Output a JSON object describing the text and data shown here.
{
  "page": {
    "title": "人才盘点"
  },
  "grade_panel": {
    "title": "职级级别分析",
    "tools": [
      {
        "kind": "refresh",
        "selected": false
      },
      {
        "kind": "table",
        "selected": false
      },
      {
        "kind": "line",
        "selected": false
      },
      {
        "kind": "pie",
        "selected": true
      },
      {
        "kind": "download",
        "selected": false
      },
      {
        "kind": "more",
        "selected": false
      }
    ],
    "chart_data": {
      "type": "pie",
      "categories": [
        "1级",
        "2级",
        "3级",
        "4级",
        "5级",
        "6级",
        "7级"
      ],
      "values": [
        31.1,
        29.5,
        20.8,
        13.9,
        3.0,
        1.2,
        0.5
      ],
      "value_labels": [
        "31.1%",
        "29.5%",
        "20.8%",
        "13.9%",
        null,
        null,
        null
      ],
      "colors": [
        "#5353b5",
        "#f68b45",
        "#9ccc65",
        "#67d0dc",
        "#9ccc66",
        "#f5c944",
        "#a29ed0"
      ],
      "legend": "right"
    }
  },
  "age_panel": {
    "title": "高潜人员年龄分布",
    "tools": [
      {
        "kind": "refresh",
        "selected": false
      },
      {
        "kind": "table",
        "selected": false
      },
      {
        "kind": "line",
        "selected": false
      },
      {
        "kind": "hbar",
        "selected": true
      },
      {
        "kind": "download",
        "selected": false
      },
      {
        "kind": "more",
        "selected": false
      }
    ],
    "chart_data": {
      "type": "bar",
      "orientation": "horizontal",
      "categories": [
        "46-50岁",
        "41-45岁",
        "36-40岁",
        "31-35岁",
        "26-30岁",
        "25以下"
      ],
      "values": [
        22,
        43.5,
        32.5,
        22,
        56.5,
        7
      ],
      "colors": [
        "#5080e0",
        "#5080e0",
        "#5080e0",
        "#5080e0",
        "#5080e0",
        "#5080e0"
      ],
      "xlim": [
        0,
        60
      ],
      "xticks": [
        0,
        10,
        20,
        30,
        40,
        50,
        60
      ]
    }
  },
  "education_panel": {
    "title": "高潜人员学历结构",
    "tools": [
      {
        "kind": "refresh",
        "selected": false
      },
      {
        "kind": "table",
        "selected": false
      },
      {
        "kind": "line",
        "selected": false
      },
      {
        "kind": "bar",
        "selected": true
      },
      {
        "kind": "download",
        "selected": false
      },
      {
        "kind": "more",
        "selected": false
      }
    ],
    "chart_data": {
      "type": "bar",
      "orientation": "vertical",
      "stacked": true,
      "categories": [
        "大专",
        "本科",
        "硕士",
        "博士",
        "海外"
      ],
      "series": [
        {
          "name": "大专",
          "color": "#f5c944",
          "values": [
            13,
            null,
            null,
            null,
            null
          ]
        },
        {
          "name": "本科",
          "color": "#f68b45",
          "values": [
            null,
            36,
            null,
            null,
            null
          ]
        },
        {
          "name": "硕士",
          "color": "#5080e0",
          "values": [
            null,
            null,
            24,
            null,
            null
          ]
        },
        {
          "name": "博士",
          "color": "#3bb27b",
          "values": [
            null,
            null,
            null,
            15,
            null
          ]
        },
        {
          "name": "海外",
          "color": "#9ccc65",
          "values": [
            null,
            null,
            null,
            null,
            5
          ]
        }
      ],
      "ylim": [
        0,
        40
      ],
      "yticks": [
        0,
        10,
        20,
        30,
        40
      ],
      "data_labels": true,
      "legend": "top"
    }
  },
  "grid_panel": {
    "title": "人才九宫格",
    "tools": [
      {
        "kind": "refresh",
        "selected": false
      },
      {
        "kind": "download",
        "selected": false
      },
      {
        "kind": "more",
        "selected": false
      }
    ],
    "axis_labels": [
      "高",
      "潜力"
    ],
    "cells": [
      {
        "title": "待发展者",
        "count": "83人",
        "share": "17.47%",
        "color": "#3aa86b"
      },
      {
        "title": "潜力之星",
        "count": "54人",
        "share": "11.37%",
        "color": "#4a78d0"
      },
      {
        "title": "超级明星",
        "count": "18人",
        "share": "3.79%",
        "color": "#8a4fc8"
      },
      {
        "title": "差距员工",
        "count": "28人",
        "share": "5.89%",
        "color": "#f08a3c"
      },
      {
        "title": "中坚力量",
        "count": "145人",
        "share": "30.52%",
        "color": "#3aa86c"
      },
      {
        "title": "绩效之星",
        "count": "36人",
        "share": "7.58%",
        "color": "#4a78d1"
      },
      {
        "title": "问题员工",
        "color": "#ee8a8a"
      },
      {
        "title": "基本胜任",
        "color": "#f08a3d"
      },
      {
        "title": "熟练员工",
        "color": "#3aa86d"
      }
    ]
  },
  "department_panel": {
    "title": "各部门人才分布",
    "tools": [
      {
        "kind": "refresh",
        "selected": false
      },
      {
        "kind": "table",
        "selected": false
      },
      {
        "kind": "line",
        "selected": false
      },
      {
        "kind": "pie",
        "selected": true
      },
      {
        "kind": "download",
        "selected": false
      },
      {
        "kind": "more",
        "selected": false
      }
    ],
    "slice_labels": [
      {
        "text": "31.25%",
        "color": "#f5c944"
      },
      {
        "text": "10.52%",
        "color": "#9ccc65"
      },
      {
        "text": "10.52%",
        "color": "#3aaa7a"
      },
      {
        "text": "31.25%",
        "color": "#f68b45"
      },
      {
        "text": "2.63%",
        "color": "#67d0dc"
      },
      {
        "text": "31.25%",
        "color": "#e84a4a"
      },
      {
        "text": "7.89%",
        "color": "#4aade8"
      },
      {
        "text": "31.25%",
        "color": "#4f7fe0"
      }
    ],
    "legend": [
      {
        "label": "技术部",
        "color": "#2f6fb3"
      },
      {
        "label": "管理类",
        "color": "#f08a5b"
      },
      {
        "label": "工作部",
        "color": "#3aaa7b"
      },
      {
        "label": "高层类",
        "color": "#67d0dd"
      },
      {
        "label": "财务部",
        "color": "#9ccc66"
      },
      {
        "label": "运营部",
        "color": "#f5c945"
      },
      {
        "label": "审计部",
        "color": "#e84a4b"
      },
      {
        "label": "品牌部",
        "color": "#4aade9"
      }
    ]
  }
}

◇ ◇ ◇ ◇ ◇ ◇ ◇

WHAT NEEDS TO BE DONE
Reproduce the material above, every line of it, exactly.

PROBLEM SOLUTION
Output a JSON object describing the text and data shown here.
{
  "page": {
    "title": "人才盘点"
  },
  "grade_panel": {
    "title": "职级级别分析",
    "tools": [
      {
        "kind": "refresh",
        "selected": false
      },
      {
        "kind": "table",
        "selected": false
      },
      {
        "kind": "line",
        "selected": false
      },
      {
        "kind": "pie",
        "selected": true
      },
      {
        "kind": "download",
        "selected": false
      },
      {
        "kind": "more",
        "selected": false
      }
    ],
    "chart_data": {
      "type": "pie",
      "categories": [
        "1级",
        "2级",
        "3级",
        "4级",
        "5级",
        "6级",
        "7级"
      ],
      "values": [
        31.1,
        29.5,
        20.8,
        13.9,
        3.0,
        1.2,
        0.5
      ],
      "value_labels": [
        "31.1%",
        "29.5%",
        "20.8%",
        "13.9%",
        null,
        null,
        null
      ],
      "colors": [
        "#5353b5",
        "#f68b45",
        "#9ccc65",
        "#67d0dc",
        "#9ccc66",
        "#f5c944",
        "#a29ed0"
      ],
      "legend": "right"
    }
  },
  "age_panel": {
    "title": "高潜人员年龄分布",
    "tools": [
      {
        "kind": "refresh",
        "selected": false
      },
      {
        "kind": "table",
        "selected": false
      },
      {
        "kind": "line",
        "selected": false
      },
      {
        "kind": "hbar",
        "selected": true
      },
      {
        "kind": "download",
        "selected": false
      },
      {
        "kind": "more",
        "selected": false
      }
    ],
    "chart_data": {
      "type": "bar",
      "orientation": "horizontal",
      "categories": [
        "46-50岁",
        "41-45岁",
        "36-40岁",
        "31-35岁",
        "26-30岁",
        "25以下"
      ],
      "values": [
        22,
        43.5,
        32.5,
        22,
        56.5,
        7
      ],
      "colors": [
        "#5080e0",
        "#5080e0",
        "#5080e0",
        "#5080e0",
        "#5080e0",
        "#5080e0"
      ],
      "xlim": [
        0,
        60
      ],
      "xticks": [
        0,
        10,
        20,
        30,
        40,
        50,
        60
      ]
    }
  },
  "education_panel": {
    "title": "高潜人员学历结构",
    "tools": [
      {
        "kind": "refresh",
        "selected": false
      },
      {
        "kind": "table",
        "selected": false
      },
      {
        "kind": "line",
        "selected": false
      },
      {
        "kind": "bar",
        "selected": true
      },
      {
        "kind": "download",
        "selected": false
      },
      {
        "kind": "more",
        "selected": false
      }
    ],
    "chart_data": {
      "type": "bar",
      "orientation": "vertical",
      "stacked": true,
      "categories": [
        "大专",
        "本科",
        "硕士",
        "博士",
        "海外"
      ],
      "series": [
        {
          "name": "大专",
          "color": "#f5c944",
          "values": [
            13,
            null,
            null,
            null,
            null
          ]
        },
        {
          "name": "本科",
          "color": "#f68b45",
          "values": [
            null,
            36,
            null,
            null,
            null
          ]
        },
        {
          "name": "硕士",
          "color": "#5080e0",
          "values": [
            null,
            null,
            24,
            null,
            null
          ]
        },
        {
          "name": "博士",
          "color": "#3bb27b",
          "values": [
            null,
            null,
            null,
            15,
            null
          ]
        },
        {
          "name": "海外",
          "color": "#9ccc65",
          "values": [
            null,
            null,
            null,
            null,
            5
          ]
        }
      ],
      "ylim": [
        0,
        40
      ],
      "yticks": [
        0,
        10,
        20,
        30,
        40
      ],
      "data_labels": true,
      "legend": "top"
    }
  },
  "grid_panel": {
    "title": "人才九宫格",
    "tools": [
      {
        "kind": "refresh",
        "selected": false
      },
      {
        "kind": "download",
        "selected": false
      },
      {
        "kind": "more",
        "selected": false
      }
    ],
    "axis_labels": [
      "高",
      "潜力"
    ],
    "cells": [
      {
        "title": "待发展者",
        "count": "83人",
        "share": "17.47%",
        "color": "#3aa86b"
      },
      {
        "title": "潜力之星",
        "count": "54人",
        "share": "11.37%",
        "color": "#4a78d0"
      },
      {
        "title": "超级明星",
        "count": "18人",
        "share": "3.79%",
        "color": "#8a4fc8"
      },
      {
        "title": "差距员工",
        "count": "28人",
        "share": "5.89%",
        "color": "#f08a3c"
      },
      {
        "title": "中坚力量",
        "count": "145人",
        "share": "30.52%",
        "color": "#3aa86c"
      },
      {
        "title": "绩效之星",
        "count": "36人",
        "share": "7.58%",
        "color": "#4a78d1"
      },
      {
        "title": "问题员工",
        "color": "#ee8a8a"
      },
      {
        "title": "基本胜任",
        "color": "#f08a3d"
      },
      {
        "title": "熟练员工",
        "color": "#3aa86d"
      }
    ]
  },
  "department_panel": {
    "title": "各部门人才分布",
    "tools": [
      {
        "kind": "refresh",
        "selected": false
      },
      {
        "kind": "table",
        "selected": false
      },
      {
        "kind": "line",
        "selected": false
      },
      {
        "kind": "pie",
        "selected": true
      },
      {
        "kind": "download",
        "selected": false
      },
      {
        "kind": "more",
        "selected": false
      }
    ],
    "slice_labels": [
      {
        "text": "31.25%",
        "color": "#f5c944"
      },
      {
        "text": "10.52%",
        "color": "#9ccc65"
      },
      {
        "text": "10.52%",
        "color": "#3aaa7a"
      },
      {
        "text": "31.25%",
        "color": "#f68b45"
      },
      {
        "text": "2.63%",
        "color": "#67d0dc"
      },
      {
        "text": "31.25%",
        "color": "#e84a4a"
      },
      {
        "text": "7.89%",
        "color": "#4aade8"
      },
      {
        "text": "31.25%",
        "color": "#4f7fe0"
      }
    ],
    "legend": [
      {
        "label": "技术部",
        "color": "#2f6fb3"
      },
      {
        "label": "管理类",
        "color": "#f08a5b"
      },
      {
        "label": "工作部",
        "color": "#3aaa7b"
      },
      {
        "label": "高层类",
        "color": "#67d0dd"
      },
      {
        "label": "财务部",
        "color": "#9ccc66"
      },
      {
        "label": "运营部",
        "color": "#f5c945"
      },
      {
        "label": "审计部",
        "color": "#e84a4b"
      },
      {
        "label": "品牌部",
        "color": "#4aade9"
      }
    ]
  }
}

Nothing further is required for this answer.